DO THIS -> Identify the lines that contain the word "opakowania", then copy them.

PROVIDED MATERIAL ->
----
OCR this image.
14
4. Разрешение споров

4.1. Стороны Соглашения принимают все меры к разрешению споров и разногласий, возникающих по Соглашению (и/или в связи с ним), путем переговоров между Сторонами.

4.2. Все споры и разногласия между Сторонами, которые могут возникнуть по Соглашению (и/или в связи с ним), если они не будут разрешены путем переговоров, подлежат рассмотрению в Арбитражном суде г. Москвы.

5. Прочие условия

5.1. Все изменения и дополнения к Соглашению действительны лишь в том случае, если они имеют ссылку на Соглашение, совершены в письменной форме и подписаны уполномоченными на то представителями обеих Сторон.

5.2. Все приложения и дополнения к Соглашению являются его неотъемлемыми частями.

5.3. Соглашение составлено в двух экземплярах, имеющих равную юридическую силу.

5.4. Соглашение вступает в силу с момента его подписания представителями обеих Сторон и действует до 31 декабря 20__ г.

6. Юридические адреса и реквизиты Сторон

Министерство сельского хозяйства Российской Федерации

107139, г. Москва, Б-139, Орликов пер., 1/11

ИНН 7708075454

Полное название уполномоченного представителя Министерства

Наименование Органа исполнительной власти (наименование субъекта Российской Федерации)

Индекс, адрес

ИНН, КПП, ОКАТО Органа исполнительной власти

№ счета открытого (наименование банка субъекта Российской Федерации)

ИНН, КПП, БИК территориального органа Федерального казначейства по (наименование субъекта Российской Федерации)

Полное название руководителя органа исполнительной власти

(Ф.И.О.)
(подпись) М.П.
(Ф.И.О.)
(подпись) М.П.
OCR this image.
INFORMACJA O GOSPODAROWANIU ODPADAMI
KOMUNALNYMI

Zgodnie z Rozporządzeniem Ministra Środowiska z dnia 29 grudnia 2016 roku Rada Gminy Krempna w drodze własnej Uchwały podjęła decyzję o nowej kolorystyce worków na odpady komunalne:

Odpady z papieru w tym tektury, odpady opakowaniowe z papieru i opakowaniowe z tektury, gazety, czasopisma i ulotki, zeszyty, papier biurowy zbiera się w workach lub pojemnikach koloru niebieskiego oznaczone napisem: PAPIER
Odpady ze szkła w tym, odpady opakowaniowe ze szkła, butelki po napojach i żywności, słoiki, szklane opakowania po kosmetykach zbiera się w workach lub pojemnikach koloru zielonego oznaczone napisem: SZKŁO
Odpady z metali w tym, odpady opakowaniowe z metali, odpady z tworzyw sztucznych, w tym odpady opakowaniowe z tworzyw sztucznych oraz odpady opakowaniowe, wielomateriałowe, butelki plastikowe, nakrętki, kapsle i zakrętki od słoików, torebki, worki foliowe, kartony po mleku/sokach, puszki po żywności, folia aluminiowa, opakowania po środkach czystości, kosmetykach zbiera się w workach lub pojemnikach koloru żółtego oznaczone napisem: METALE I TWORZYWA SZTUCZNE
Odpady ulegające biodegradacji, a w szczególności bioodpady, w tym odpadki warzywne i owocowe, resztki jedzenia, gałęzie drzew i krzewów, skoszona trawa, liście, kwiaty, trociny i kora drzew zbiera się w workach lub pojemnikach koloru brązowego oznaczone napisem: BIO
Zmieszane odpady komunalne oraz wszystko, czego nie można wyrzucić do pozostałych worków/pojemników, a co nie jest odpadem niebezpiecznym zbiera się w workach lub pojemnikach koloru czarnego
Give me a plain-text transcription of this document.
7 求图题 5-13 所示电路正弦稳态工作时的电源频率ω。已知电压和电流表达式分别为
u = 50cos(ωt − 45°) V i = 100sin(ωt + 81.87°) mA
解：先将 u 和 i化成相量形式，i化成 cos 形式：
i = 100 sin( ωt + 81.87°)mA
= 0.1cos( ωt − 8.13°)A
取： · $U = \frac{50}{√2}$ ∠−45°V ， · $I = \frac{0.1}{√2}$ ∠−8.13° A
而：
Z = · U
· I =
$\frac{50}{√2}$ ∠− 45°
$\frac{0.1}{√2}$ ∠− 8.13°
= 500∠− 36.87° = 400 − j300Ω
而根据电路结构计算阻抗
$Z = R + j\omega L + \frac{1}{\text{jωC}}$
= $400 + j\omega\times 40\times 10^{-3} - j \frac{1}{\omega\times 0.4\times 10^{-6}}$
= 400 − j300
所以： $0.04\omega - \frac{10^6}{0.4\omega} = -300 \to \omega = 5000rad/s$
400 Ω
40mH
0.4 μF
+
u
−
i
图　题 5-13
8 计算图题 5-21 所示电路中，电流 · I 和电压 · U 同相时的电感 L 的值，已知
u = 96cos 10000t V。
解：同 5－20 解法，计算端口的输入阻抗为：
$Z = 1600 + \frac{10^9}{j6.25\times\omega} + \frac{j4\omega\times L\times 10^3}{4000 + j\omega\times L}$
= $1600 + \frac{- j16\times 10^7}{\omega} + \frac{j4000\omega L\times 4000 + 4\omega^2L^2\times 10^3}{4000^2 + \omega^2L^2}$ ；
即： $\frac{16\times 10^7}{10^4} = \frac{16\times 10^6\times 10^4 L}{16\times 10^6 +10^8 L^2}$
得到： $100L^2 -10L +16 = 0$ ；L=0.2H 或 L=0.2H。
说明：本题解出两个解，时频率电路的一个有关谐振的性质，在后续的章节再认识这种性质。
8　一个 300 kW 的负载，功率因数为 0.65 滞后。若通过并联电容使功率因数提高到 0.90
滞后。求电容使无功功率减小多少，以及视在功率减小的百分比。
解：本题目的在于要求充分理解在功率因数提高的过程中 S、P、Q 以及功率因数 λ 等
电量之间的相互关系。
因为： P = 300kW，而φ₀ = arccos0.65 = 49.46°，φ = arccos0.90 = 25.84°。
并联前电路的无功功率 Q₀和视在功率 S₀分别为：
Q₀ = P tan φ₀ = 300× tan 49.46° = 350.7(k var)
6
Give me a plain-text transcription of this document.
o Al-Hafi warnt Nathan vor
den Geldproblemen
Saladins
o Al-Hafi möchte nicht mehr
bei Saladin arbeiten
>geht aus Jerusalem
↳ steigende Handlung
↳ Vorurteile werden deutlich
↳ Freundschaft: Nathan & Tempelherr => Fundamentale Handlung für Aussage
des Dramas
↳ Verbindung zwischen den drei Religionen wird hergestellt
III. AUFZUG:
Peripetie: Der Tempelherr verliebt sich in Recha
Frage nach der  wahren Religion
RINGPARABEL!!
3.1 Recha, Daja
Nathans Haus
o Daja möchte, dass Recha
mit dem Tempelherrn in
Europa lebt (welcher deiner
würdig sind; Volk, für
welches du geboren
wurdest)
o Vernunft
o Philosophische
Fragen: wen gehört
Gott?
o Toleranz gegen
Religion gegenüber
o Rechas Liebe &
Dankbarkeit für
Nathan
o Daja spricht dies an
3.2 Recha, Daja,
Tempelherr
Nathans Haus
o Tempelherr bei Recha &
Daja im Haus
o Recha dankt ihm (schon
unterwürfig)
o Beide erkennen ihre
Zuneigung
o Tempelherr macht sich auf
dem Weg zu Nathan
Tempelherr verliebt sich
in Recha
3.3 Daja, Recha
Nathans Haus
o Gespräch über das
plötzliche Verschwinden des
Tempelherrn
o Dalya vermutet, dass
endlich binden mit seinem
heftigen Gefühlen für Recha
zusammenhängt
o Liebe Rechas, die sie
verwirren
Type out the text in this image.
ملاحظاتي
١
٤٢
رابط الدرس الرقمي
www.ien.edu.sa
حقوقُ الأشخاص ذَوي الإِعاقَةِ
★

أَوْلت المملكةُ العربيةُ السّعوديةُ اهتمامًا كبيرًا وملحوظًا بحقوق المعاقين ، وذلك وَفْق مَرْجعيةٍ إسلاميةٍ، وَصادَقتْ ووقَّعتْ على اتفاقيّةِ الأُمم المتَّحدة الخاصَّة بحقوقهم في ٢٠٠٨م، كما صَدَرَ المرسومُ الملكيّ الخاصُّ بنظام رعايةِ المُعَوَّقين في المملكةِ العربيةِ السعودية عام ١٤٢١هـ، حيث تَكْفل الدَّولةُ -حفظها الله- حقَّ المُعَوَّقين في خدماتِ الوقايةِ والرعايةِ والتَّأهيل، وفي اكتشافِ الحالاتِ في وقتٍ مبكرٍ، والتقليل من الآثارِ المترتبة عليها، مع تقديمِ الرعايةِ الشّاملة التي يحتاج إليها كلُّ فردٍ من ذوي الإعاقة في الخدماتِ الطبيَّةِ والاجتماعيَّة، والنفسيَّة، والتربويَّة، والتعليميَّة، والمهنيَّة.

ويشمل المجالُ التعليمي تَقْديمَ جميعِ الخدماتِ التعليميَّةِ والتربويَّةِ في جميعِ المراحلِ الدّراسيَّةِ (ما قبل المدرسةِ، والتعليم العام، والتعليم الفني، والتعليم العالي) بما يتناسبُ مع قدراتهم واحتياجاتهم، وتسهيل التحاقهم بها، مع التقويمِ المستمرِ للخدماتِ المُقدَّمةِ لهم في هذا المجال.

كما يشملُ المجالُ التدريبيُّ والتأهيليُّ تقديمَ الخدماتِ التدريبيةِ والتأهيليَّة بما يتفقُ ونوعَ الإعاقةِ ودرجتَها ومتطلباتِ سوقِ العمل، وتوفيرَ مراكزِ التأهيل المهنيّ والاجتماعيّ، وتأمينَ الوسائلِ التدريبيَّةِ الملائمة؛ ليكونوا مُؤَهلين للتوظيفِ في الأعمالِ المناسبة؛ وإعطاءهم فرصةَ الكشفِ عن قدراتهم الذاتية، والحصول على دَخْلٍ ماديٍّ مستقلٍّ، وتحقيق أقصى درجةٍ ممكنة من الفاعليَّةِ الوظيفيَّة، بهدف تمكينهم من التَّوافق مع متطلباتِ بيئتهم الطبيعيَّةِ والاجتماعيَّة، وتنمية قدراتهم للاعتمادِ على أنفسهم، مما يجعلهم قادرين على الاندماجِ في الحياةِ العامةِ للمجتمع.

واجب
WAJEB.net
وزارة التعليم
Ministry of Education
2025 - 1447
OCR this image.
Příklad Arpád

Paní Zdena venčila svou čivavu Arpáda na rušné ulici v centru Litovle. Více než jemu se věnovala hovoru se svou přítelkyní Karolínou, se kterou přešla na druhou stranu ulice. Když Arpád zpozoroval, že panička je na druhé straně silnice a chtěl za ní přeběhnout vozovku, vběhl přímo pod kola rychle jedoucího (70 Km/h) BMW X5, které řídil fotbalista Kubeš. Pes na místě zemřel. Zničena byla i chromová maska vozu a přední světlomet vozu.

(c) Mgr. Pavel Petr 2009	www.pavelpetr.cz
----
RESULT ->
Odpady ze szkła w tym, odpady opakowaniowe ze szkła, butelki po napojach i żywności, słoiki, szklane opakowania po kosmetykach zbiera się w workach lub pojemnikach koloru zielonego oznaczone napisem: SZKŁO
Odpady z metali w tym, odpady opakowaniowe z metali, odpady z tworzyw sztucznych, w tym odpady opakowaniowe z tworzyw sztucznych oraz odpady opakowaniowe, wielomateriałowe, butelki plastikowe, nakrętki, kapsle i zakrętki od słoików, torebki, worki foliowe, kartony po mleku/sokach, puszki po żywności, folia aluminiowa, opakowania po środkach czystości, kosmetykach zbiera się w workach lub pojemnikach koloru żółtego oznaczone napisem: METALE I TWORZYWA SZTUCZNE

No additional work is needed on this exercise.